Items listed in a dataset
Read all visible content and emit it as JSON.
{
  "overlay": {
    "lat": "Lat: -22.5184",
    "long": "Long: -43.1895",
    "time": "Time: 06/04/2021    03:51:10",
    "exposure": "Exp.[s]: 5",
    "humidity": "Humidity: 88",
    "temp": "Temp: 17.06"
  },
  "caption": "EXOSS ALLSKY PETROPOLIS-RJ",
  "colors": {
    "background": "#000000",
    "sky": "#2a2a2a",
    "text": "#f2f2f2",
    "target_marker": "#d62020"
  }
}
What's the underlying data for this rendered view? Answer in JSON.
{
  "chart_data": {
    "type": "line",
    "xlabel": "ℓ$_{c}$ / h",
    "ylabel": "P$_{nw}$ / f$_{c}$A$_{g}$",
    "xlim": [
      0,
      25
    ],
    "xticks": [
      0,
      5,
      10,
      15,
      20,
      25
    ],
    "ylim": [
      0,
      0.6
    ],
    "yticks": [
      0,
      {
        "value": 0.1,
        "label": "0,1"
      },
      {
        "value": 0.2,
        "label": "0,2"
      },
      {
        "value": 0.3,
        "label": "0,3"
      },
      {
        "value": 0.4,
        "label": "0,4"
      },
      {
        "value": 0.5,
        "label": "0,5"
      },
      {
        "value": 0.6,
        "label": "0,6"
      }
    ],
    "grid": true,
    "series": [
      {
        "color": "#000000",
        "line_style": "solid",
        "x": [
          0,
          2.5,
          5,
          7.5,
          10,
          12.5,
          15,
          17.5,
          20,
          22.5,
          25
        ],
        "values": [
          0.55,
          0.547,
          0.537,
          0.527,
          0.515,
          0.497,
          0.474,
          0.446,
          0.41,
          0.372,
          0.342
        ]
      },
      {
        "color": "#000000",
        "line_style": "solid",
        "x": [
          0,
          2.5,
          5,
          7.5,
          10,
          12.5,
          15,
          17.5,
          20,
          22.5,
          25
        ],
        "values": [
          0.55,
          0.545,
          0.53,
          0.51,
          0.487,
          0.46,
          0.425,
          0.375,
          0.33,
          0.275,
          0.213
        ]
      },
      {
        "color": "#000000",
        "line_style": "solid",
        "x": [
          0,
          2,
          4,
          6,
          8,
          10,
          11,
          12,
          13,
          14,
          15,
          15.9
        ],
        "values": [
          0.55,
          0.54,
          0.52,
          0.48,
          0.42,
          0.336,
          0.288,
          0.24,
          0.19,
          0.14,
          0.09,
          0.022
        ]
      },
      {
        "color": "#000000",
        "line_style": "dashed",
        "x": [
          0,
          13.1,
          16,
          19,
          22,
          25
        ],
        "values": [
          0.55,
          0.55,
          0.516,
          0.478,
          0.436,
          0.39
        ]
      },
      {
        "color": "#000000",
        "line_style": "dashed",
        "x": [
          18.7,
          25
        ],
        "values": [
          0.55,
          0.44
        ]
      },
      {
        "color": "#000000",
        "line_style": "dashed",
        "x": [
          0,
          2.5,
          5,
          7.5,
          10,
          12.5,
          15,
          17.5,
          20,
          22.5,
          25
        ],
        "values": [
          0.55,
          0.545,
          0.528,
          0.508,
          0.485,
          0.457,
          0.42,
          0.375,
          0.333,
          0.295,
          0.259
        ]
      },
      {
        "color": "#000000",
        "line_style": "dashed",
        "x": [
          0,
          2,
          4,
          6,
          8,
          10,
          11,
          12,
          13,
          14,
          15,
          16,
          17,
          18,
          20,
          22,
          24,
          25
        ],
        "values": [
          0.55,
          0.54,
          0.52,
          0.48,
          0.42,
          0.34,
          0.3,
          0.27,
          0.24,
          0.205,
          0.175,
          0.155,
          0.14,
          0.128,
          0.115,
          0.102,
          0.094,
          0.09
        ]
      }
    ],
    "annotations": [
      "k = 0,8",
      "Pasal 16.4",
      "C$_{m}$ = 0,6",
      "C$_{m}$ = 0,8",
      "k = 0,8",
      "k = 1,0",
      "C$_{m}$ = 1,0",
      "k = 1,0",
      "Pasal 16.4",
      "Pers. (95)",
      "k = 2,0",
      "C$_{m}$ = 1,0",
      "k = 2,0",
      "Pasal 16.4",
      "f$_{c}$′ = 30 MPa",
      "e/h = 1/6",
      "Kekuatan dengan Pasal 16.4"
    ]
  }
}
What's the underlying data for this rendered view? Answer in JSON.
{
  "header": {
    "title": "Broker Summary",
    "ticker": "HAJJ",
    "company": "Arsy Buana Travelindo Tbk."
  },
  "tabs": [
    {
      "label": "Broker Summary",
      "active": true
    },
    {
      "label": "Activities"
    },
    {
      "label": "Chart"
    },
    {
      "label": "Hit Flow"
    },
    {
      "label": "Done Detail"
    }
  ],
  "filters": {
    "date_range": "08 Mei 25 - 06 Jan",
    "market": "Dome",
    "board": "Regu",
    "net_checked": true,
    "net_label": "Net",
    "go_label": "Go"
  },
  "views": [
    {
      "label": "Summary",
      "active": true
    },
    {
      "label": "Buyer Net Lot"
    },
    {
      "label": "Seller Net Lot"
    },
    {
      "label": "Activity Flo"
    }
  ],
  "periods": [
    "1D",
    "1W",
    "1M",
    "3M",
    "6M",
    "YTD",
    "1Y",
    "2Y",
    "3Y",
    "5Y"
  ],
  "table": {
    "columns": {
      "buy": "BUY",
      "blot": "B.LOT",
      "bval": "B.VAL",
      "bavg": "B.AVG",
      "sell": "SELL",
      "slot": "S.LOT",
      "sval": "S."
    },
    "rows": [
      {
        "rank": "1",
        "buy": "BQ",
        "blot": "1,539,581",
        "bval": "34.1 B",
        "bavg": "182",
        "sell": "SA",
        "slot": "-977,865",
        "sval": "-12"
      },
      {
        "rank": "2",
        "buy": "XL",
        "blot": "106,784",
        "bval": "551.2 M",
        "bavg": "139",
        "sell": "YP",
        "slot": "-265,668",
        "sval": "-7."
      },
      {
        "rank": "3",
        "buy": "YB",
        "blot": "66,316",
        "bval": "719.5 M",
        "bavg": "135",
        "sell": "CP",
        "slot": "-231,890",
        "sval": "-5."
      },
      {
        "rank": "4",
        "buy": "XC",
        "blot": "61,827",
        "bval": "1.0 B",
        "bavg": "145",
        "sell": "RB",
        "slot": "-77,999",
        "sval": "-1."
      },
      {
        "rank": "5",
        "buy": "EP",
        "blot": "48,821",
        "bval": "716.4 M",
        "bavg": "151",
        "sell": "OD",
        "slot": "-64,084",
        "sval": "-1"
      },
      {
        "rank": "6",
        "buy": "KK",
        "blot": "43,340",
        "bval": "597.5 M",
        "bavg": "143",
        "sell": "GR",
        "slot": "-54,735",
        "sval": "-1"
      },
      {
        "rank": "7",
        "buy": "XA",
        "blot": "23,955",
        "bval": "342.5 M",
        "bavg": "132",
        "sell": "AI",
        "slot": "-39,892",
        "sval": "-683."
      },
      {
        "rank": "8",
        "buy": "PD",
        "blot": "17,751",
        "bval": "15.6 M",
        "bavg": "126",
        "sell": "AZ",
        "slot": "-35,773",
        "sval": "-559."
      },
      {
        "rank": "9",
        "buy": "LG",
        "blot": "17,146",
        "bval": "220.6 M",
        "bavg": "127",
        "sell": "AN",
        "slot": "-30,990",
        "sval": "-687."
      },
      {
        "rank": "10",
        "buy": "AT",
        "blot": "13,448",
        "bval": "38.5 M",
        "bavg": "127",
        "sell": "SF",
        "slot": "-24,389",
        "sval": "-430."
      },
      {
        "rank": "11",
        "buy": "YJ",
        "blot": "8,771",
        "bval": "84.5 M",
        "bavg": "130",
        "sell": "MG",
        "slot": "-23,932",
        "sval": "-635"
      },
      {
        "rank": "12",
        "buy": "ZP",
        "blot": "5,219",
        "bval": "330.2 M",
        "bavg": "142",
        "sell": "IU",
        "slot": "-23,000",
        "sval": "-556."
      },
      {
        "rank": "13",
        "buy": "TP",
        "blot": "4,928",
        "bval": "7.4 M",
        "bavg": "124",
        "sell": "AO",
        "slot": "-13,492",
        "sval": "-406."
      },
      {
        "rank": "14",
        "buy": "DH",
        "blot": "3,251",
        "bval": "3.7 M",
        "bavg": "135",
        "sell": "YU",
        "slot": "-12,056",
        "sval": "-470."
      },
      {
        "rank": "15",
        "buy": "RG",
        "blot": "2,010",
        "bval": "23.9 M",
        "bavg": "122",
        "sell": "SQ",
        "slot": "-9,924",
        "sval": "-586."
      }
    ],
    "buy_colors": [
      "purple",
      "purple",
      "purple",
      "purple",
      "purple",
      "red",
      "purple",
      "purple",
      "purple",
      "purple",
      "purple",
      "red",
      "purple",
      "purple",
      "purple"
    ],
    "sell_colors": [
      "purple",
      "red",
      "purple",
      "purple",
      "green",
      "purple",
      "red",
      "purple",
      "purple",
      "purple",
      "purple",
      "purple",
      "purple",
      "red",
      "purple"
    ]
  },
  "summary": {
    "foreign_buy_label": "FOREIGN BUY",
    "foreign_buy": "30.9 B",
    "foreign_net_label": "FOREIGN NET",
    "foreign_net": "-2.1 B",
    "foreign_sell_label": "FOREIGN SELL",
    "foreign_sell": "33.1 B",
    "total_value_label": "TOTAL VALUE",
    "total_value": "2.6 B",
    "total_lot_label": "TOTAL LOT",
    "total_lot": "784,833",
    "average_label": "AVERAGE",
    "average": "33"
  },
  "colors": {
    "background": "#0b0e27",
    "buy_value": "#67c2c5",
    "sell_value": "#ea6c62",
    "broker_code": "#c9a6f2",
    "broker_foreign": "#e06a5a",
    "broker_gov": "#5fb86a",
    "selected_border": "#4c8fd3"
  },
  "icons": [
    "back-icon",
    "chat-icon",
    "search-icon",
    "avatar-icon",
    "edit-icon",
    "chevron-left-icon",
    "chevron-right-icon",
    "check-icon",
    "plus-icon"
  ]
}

#### [Exercise brief]
Show the lines from the data above that contain the string "background".

#### [Task solution]
    "background": "#000000",
    "background": "#0b0e27",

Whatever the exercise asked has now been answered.